Caliptra is a new specification for an open source silicon root of trust (RoT) designed to meet the enhanced security requirements of modern edge and confidential computing workloads. CHIPS Alliance will oversee the open source implementation of register-transfer level (RTL) code for Caliptra that can be synthesized into current SoC designs, along with the verification suite and firmware. As part of this architecture, the open source RISC-V core hosted by the CHIPS Alliance and now relaunched as VeeR, is embedded within the Caliptra Root of Trust macro. VeeR is a true open source RISC-V core family with full RTL and verification bench all under Apache 2.0 license ready for anyone to use.

Having joined CHIPS Alliance, Caliptra will form its governance under the CHIPS Alliance Technical Steering Committee in accordance with the project’s charter, while the Caliptra hardware specification is hosted in the Open Compute Project, in a collaboration that will further tighten the bond between the CHIPS Alliance and the OCP. .

“By pushing for introducing transparency into hardware security, Caliptra’s aim coincides with that of CHIPS Alliance”, said Rob Mains, General Manager at CHIPS Alliance. “CHIPS is actively encouraging collaboration with industry, universities and individuals to build a strong open source hardware ecosystem, comprised of IP, design, EDA, and PDK’s. Caliptra is a strong addition to the overall endeavors of CHIPS, and helps further the goals of CHIPS.”

CHIPS Alliance is proud to announce that, in addition to Google and AMD which were already members related to other open source initiatives they are pursuing with CHIPS Alliance, Microsoft and NVIDIA have now also joined as Platinum and Silver members, respectively.

“Google is delighted to have Caliptra join the CHIPS Alliance and see it host the open source project, including RTL and firmware,” said Partha Ranganathan, Vice President and Technical Fellow, Google. “Furthermore, we are proud to welcome AMD, Nvidia and Microsoft as members of CHIPS Alliance and work together to drive further open source collaboration and raise the security bar in the broader Cloud industry.”

Ensuring the security of our data centers and electronic devices is critical to all of us in the industry. Having a collaborative platform to bring the best minds to complex security problems and addressing real world threats is of paramount importance. The work done within CHIPS is all under an Apache 2.0 license, which encourages collaboration and usage of the intellectual property hosted by CHIPS.

CHIPS Alliance welcomes all to join and participate in its different workgroups that covers a broad range of silicon design topics including: implementation, verification, process design kits, electronic design automation, and FPGAs to name a few. Please visit the CHIPS website at:

https://chipsalliance.org/join for more information.
------------------------------------------------
* **Exercise instructions**
Translate this sentence from the Caliptra announcement into Spanish: "Ensuring the security of our data centers and electronic devices is critical to all of us in the industry." The data that comes next has nothing to do with the Caliptra announcement.
------------------------------------------------
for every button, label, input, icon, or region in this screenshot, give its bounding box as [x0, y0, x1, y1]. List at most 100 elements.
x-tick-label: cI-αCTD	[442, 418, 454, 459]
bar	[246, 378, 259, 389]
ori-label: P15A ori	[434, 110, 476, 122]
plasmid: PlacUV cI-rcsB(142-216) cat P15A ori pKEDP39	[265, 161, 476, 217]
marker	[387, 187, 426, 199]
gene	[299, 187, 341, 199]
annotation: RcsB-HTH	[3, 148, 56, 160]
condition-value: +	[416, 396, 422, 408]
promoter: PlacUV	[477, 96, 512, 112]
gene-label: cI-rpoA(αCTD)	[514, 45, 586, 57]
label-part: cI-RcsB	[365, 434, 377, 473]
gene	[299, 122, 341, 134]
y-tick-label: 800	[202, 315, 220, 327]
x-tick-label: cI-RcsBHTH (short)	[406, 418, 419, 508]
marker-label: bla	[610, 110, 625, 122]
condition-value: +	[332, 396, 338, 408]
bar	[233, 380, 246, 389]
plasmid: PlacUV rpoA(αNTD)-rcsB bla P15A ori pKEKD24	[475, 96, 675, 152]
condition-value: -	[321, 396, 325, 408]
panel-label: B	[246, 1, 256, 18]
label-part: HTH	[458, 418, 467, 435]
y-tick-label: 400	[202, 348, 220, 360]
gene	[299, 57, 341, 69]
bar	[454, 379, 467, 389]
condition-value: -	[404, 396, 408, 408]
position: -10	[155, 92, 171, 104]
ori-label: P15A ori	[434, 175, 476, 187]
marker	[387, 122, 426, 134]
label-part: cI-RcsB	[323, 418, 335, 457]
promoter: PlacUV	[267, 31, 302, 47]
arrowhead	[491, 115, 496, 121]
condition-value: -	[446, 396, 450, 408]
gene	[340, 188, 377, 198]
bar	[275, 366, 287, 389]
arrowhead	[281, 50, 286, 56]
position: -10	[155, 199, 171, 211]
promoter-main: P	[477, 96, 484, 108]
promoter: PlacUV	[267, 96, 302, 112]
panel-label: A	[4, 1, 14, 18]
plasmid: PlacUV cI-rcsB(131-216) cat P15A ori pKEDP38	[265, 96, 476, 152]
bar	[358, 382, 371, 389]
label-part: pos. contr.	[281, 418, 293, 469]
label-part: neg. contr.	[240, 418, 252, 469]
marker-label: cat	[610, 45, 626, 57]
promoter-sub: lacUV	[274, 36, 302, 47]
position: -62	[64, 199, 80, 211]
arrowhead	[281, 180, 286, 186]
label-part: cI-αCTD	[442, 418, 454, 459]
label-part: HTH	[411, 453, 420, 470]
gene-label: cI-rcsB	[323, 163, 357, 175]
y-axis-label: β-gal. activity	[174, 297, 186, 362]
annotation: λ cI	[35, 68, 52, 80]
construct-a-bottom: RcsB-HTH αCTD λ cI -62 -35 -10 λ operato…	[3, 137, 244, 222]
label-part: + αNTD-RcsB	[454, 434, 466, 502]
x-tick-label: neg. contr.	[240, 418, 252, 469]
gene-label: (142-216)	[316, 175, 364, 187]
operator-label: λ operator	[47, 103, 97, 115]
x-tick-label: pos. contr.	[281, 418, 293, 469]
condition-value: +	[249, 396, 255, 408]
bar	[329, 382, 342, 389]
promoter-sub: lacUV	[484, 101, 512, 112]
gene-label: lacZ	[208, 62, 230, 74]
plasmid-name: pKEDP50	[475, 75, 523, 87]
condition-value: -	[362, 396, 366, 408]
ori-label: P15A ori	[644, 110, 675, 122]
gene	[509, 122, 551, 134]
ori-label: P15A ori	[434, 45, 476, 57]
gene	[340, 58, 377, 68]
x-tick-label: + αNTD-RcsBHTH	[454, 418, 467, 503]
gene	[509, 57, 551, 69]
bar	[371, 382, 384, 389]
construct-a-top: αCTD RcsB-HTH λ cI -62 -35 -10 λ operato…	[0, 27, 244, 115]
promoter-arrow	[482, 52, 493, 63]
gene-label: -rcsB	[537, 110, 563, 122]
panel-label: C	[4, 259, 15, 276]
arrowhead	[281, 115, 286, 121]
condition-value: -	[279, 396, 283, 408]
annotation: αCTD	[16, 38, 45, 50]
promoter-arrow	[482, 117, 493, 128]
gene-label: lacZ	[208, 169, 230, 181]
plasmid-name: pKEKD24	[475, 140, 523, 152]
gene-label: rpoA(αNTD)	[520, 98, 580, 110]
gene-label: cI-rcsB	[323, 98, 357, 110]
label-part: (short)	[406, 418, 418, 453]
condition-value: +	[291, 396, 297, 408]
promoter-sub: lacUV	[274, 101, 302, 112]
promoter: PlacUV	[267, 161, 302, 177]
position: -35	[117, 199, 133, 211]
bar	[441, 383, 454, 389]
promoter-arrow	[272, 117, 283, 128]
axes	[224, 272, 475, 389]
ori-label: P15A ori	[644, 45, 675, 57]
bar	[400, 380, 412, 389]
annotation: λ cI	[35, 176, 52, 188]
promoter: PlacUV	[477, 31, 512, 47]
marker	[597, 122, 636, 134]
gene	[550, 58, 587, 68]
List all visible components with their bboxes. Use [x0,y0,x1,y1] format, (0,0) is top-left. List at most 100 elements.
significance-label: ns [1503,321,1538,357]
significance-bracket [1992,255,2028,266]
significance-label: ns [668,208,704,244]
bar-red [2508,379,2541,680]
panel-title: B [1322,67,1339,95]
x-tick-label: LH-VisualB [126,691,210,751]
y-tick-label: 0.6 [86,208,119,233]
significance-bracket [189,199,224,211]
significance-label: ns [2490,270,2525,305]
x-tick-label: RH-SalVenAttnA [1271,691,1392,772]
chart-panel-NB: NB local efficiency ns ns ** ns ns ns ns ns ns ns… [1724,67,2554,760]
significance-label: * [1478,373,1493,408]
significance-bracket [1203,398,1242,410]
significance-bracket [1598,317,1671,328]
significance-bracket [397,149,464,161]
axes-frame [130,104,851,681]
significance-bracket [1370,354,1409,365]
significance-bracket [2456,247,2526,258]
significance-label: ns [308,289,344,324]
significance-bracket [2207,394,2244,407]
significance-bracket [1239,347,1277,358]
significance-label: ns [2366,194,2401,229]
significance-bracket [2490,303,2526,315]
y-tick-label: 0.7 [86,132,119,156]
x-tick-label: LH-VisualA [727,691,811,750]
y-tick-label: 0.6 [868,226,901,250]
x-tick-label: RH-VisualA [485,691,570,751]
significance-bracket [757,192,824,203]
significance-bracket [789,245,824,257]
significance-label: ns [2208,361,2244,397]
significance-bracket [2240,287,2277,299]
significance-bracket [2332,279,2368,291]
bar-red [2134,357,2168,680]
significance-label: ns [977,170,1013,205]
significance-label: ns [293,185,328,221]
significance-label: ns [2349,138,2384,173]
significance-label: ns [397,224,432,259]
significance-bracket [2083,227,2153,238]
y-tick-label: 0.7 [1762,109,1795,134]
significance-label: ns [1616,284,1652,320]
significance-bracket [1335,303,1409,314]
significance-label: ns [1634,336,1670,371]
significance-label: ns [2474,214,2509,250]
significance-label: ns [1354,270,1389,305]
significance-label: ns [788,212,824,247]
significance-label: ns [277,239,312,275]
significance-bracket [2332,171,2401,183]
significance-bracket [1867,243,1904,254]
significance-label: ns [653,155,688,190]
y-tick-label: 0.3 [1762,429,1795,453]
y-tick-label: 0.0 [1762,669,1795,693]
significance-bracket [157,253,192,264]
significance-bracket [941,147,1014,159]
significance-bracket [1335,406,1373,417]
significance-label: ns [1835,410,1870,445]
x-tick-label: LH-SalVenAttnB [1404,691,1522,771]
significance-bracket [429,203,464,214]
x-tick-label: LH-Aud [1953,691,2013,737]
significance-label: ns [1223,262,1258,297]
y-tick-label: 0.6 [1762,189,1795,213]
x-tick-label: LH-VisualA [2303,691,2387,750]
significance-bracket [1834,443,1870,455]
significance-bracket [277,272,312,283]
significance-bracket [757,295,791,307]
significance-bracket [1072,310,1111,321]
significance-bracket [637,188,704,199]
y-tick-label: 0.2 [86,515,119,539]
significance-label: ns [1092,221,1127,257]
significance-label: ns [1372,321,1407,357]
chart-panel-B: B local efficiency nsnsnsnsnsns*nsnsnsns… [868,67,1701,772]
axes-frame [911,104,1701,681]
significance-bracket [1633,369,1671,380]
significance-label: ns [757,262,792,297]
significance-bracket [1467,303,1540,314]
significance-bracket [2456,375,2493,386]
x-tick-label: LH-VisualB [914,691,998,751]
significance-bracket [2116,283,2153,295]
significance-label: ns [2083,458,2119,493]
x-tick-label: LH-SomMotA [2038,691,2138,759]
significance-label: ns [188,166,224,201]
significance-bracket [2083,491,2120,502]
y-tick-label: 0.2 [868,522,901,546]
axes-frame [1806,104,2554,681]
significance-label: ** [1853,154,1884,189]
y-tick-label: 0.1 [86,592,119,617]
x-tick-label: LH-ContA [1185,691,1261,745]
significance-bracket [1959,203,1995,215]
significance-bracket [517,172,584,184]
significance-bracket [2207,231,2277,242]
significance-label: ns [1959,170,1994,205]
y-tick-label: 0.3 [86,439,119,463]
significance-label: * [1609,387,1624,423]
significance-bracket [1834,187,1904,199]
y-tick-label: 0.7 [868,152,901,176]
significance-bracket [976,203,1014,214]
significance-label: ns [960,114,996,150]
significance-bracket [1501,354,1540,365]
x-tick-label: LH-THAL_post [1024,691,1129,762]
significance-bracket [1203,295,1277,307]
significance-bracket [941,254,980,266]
------------------------------------------------
* **Output of the task**
Garantizar la seguridad de nuestros centros de datos y dispositivos electrónicos es fundamental para todos nosotros en la industria.